EXERCISE OBJECTIVE: Arrange the lines from the start of the records up to and including the line with "y-tick-label: 200 <box>108 277 148 299</box>" as a JSON list of strings, one string per line, leaving out any blank lines.

Stored records:
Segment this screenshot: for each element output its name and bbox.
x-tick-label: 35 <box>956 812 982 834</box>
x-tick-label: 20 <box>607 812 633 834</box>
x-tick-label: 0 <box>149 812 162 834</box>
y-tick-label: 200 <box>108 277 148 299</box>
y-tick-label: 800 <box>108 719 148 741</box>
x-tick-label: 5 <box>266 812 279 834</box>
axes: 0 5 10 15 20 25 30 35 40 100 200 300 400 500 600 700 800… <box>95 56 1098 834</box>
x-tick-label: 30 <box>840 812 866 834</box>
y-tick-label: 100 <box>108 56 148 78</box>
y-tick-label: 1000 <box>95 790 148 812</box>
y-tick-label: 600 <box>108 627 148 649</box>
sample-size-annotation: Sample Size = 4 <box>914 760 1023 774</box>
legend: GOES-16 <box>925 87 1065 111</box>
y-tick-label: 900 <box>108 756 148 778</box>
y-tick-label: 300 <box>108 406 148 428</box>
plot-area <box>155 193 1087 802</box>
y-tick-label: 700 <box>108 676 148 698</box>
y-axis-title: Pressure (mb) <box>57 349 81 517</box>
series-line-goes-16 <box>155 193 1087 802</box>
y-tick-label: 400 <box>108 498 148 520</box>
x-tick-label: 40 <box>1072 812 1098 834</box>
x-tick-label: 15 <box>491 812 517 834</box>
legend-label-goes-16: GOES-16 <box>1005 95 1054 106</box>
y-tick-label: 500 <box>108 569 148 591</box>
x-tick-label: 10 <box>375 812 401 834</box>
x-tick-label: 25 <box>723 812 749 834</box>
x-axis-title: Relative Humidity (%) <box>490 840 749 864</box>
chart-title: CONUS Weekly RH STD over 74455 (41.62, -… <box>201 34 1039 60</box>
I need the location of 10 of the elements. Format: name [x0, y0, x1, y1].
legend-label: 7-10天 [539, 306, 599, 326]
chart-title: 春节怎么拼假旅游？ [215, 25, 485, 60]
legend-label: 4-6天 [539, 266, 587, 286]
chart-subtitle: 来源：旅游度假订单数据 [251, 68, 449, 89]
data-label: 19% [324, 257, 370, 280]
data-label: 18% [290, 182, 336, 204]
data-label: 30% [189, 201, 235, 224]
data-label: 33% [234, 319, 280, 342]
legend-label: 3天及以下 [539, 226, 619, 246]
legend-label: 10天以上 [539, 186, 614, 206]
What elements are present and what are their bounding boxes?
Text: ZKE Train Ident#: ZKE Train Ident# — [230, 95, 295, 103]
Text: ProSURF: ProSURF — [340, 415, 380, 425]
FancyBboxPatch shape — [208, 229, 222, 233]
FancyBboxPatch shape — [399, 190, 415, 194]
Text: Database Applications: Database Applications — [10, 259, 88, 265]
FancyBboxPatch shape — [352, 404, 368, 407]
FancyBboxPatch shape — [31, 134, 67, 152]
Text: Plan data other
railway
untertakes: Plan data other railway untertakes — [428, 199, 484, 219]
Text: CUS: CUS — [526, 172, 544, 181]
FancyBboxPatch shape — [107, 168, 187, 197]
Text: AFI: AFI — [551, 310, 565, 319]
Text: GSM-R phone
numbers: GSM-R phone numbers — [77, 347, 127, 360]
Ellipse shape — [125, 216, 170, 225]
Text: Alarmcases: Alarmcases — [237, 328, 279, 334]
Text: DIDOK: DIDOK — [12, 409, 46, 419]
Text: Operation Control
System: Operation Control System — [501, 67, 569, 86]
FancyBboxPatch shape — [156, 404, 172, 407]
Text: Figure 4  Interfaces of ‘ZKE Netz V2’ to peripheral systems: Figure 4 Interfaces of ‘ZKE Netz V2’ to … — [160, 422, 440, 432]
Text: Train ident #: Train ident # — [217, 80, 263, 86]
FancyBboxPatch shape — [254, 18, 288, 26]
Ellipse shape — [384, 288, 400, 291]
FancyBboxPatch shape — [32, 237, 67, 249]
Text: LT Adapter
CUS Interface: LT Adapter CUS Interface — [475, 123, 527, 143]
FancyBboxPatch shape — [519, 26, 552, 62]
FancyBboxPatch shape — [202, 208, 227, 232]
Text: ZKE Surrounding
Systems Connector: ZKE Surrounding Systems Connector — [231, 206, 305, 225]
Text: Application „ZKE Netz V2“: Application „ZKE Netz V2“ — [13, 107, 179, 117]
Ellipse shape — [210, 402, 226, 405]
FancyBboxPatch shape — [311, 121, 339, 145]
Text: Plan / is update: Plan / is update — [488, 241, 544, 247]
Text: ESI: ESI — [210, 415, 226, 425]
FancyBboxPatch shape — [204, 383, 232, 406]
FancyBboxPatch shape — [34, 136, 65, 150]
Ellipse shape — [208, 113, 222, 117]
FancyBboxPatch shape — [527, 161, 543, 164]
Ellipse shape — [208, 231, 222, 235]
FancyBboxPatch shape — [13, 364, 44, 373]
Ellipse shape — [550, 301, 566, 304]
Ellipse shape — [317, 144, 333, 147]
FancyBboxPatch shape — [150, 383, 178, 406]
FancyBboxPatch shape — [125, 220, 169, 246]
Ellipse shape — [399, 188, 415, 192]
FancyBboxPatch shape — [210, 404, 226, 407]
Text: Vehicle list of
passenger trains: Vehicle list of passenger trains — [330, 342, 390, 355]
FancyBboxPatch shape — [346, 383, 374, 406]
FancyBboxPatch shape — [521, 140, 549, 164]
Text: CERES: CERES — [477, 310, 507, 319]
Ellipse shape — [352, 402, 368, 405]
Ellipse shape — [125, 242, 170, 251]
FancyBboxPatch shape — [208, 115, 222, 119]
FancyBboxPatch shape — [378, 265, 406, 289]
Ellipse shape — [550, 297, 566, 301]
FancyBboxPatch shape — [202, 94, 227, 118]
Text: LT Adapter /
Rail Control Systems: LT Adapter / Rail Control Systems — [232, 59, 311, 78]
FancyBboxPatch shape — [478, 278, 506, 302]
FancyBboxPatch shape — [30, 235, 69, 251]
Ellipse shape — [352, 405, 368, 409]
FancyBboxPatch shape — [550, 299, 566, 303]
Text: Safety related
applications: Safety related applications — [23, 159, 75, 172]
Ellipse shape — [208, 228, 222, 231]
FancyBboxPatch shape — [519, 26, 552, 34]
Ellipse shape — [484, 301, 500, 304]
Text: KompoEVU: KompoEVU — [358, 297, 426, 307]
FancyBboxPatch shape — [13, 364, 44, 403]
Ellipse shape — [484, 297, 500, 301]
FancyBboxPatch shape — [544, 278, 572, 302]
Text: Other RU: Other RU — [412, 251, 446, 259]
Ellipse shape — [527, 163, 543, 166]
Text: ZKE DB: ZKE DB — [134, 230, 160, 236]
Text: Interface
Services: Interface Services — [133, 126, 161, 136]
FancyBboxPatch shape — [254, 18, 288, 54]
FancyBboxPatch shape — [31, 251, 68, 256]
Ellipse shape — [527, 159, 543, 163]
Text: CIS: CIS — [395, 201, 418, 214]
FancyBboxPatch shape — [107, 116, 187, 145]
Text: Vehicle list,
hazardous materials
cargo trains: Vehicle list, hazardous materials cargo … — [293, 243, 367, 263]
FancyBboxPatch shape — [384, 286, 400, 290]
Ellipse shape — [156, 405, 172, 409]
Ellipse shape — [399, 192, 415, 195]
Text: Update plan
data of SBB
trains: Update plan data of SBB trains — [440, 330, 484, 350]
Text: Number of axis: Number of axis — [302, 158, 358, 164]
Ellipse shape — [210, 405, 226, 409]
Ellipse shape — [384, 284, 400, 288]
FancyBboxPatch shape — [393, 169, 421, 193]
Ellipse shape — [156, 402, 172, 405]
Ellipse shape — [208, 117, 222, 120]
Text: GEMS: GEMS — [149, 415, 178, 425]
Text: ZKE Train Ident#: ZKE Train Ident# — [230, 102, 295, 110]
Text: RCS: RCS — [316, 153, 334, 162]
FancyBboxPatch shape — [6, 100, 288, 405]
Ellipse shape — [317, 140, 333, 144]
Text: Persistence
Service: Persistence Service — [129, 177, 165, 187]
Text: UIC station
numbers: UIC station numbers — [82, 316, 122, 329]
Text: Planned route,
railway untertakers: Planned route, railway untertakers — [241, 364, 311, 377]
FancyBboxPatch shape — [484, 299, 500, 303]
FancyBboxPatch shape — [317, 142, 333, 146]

EXERCISE RESPONSE:
[
  "Segment this screenshot: for each element output its name and bbox.",
  "x-tick-label: 35 <box>956 812 982 834</box>",
  "x-tick-label: 20 <box>607 812 633 834</box>",
  "x-tick-label: 0 <box>149 812 162 834</box>",
  "y-tick-label: 200 <box>108 277 148 299</box>"
]